_Given problem A_
Extract the rows from the line with "Bar — [567, 37, 619, 460]" up to and including the line with "where is each", and repeat those lines exactly.

_Selected excerpt_

###

# Thread: Combinatorics Pigeonhole problem

1. ## Combinatorics Pigeonhole problem

Hello to all! So i have to do this problem: In the course of an year of 365 days Peter solves combinatorics problems. Each day he solves at least 1 problem, but no more than 500 for the year. Prove that for the year there exists an interval of consecutive days in which he had solved exactly 229 problems. PS: I think that the pigeonhole principle can be used here , but i just can't show a meaningful and descriptive way of proving it.Big thanks to anyone who can help !

2. ## Re: Combinatorics Pigeonhole problem

Suppose he solves exactly one problem per day. Then any choice of 229 consecutive days he will solve exactly 229 problems. Work your way up through some of the base cases and you should spot a pattern.

3. ## Re: Combinatorics Pigeonhole problem

Originally Posted by ivanpeter
[B]In the course of an year of 365 days Peter solves combinatorics problems. Each day he solves at least 1 problem, but no more than 500 for the year. Prove that for the year there exists an interval of consecutive days in which he had solved exactly 229 problems. PS: I think that the pigeonhole principle can be used here , but i just can't show a meaningful and descriptive way of proving it.Big thanks to anyone who can help !
Suppose that $\displaystyle S_k$ denotes the total number of problems done at the end of the $\displaystyle k^{\text{th}}$ day.

Note that $\displaystyle 1\le S_1 < S_2~\&~S_{365}\le 500$. There are 365 different numbers there.

To each of those add 229, $\displaystyle S_1+229.~S_2+229.\cdots,S_{365}+229$.

So now we have 730, $\displaystyle S_1.~S_2,\cdots,S_{365},~S_1+229.~S_2+229.\cdots,S _{365}+229$ sums in that collection,

But each is $\displaystyle \le 500+229=729$

Thus there are at least two of the numbers are equal or $\displaystyle S_k=S_j+229$. How does that work?

4. ## Re: Combinatorics Pigeonhole problem

Plato,
Very clever nice solution. My only comment is that perhaps you should point out that 229 is magic; for any value greater than 229, the argument fails.

5. ## Re: Combinatorics Pigeonhole problem

Originally Posted by johng
Plato,
Very clever nice solution. My only comment is that perhaps you should point out that 229 is magic; for any value greater than 229, the argument fails.
It is not that magical. You can extend the argument for any positive integer up to 365. Suppose you want to find an interval of consecutive days in which Peter solves exactly $\displaystyle 0< n < 365$ problems. For $\displaystyle 0<n<230$, Plato's argument finds the interval. Suppose $\displaystyle 230\le n < 365$. Let $\displaystyle p_i$ be the number of problems Peter does on the $\displaystyle i$-th day of the year. Obviously, $\displaystyle 1 \le p_i$ for all $\displaystyle i$. Also $\displaystyle S_{365} = \sum_{k = 1}^{365} p_k \le 500$. So, $\displaystyle p_i = S_{365} - \sum_{k = 1}^{i-1}p_k - \sum_{k = i+1}^{365}p_k \le S_{365}-364 \le 500-364 = 136$.

###

_Given problem B_
In the pigeonhole thread, what upper bound is given for each of the 730 sums?

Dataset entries
###

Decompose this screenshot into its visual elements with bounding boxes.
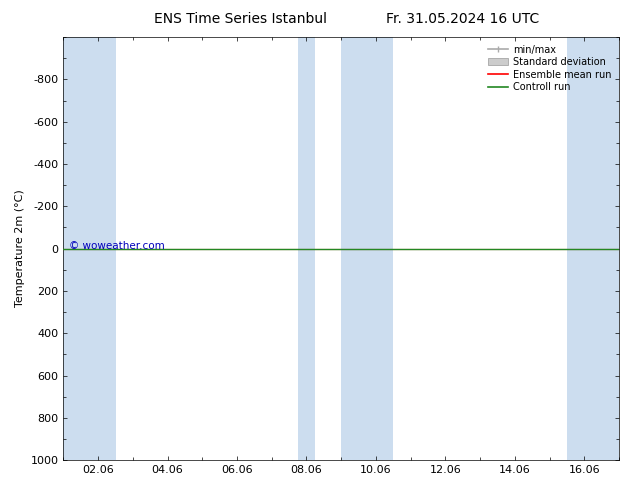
Bar — [567, 37, 619, 460]
Legend: min/max, Standard deviation, Ensemble mean run, Controll run: min/max, Standard deviation, Ensemble me… — [486, 42, 614, 95]
Text: ENS Time Series Istanbul: ENS Time Series Istanbul — [155, 12, 327, 26]
Y-axis label: Temperature 2m (°C): Temperature 2m (°C) — [15, 190, 25, 307]
Text: Fr. 31.05.2024 16 UTC: Fr. 31.05.2024 16 UTC — [386, 12, 540, 26]
Bar — [341, 37, 393, 460]
Bar — [298, 37, 315, 460]
Text: © woweather.com: © woweather.com — [69, 242, 165, 251]
Bar — [63, 37, 115, 460]
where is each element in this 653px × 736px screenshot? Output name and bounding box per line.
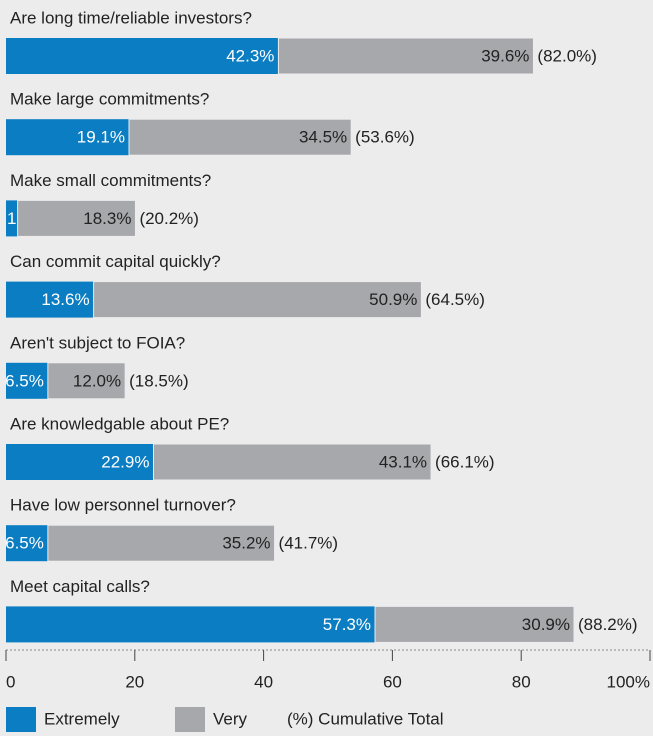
- total-label: (66.1%): [435, 452, 495, 471]
- total-label: (53.6%): [355, 128, 415, 147]
- bar-segment: [6, 200, 18, 237]
- value-label: 6.5%: [5, 371, 44, 390]
- legend-label: Very: [213, 709, 248, 728]
- value-label: 30.9%: [522, 615, 570, 634]
- category-label: Are long time/reliable investors?: [10, 8, 252, 27]
- legend-label: (%) Cumulative Total: [287, 709, 444, 728]
- value-label: 18.3%: [83, 209, 131, 228]
- bar-segment: [47, 362, 126, 400]
- category-label: Meet capital calls?: [10, 577, 150, 596]
- category-label: Aren't subject to FOIA?: [10, 333, 185, 352]
- value-label: 13.6%: [41, 290, 89, 309]
- total-label: (18.5%): [129, 371, 189, 390]
- bar-segment: [6, 281, 94, 318]
- total-label: (64.5%): [425, 290, 485, 309]
- legend-swatch: [175, 707, 205, 732]
- category-label: Can commit capital quickly?: [10, 252, 221, 271]
- bar-segment: [6, 444, 154, 480]
- value-label: 34.5%: [299, 128, 347, 147]
- value-label: 19.1%: [77, 128, 125, 147]
- total-label: (41.7%): [279, 534, 339, 553]
- category-label: Make small commitments?: [10, 171, 211, 190]
- bar-segment: [93, 281, 422, 319]
- total-label: (82.0%): [537, 46, 597, 65]
- bar-segment: [6, 119, 130, 156]
- legend-label: Extremely: [44, 709, 120, 728]
- value-label: 6.5%: [5, 534, 44, 553]
- value-label: 57.3%: [323, 615, 371, 634]
- value-label: 22.9%: [101, 452, 149, 471]
- value-label: 35.2%: [222, 534, 270, 553]
- bar-segment: [152, 443, 432, 481]
- category-label: Have low personnel turnover?: [10, 496, 236, 515]
- bar-segment: [128, 118, 352, 156]
- value-label: 50.9%: [369, 290, 417, 309]
- bar-segment: [17, 199, 136, 237]
- bar-segment: [277, 37, 534, 75]
- bar-segment: [374, 605, 575, 643]
- bar-segment: [6, 525, 48, 562]
- x-tick-label: 100%: [607, 672, 650, 691]
- x-tick-label: 40: [254, 672, 273, 691]
- value-label: 12.0%: [73, 371, 121, 390]
- value-label: 39.6%: [481, 46, 529, 65]
- total-label: (20.2%): [139, 209, 199, 228]
- x-tick-label: 60: [383, 672, 402, 691]
- x-tick-label: 80: [512, 672, 531, 691]
- bar-segment: [6, 606, 376, 643]
- legend-swatch: [6, 707, 36, 732]
- category-label: Make large commitments?: [10, 90, 209, 109]
- category-label: Are knowledgable about PE?: [10, 414, 229, 433]
- bar-segment: [6, 38, 279, 74]
- total-label: (88.2%): [578, 615, 638, 634]
- x-tick-label: 20: [125, 672, 144, 691]
- bar-segment: [6, 362, 48, 399]
- value-label: 42.3%: [226, 46, 274, 65]
- bar-segment: [47, 524, 276, 562]
- value-label: 43.1%: [379, 452, 427, 471]
- x-tick-label: 0: [6, 672, 15, 691]
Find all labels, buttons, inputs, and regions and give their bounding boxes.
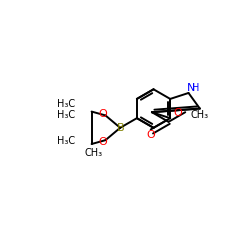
Text: O: O	[146, 130, 155, 140]
Text: CH₃: CH₃	[191, 110, 209, 120]
Text: CH₃: CH₃	[84, 148, 102, 158]
Text: O: O	[99, 137, 108, 147]
Text: H₃C: H₃C	[56, 136, 75, 146]
Text: N: N	[187, 83, 195, 93]
Text: O: O	[173, 108, 182, 118]
Text: H: H	[192, 83, 199, 93]
Text: H₃C: H₃C	[56, 99, 75, 109]
Text: H₃C: H₃C	[56, 110, 75, 120]
Text: O: O	[99, 109, 108, 119]
Text: B: B	[116, 123, 124, 133]
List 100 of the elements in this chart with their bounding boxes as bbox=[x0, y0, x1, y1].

###

_Task answer A_
Bar — [567, 37, 619, 460]
Legend: min/max, Standard deviation, Ensemble mean run, Controll run: min/max, Standard deviation, Ensemble me… — [486, 42, 614, 95]
Text: ENS Time Series Istanbul: ENS Time Series Istanbul — [155, 12, 327, 26]
Y-axis label: Temperature 2m (°C): Temperature 2m (°C) — [15, 190, 25, 307]
Text: Fr. 31.05.2024 16 UTC: Fr. 31.05.2024 16 UTC — [386, 12, 540, 26]
Bar — [341, 37, 393, 460]
Bar — [298, 37, 315, 460]
Text: © woweather.com: © woweather.com — [69, 242, 165, 251]
Bar — [63, 37, 115, 460]
where is each element in this 653px × 736px screenshot? Output name and bounding box per line.

_Task answer B_
Each sum is at most 729, which is 500 + 229.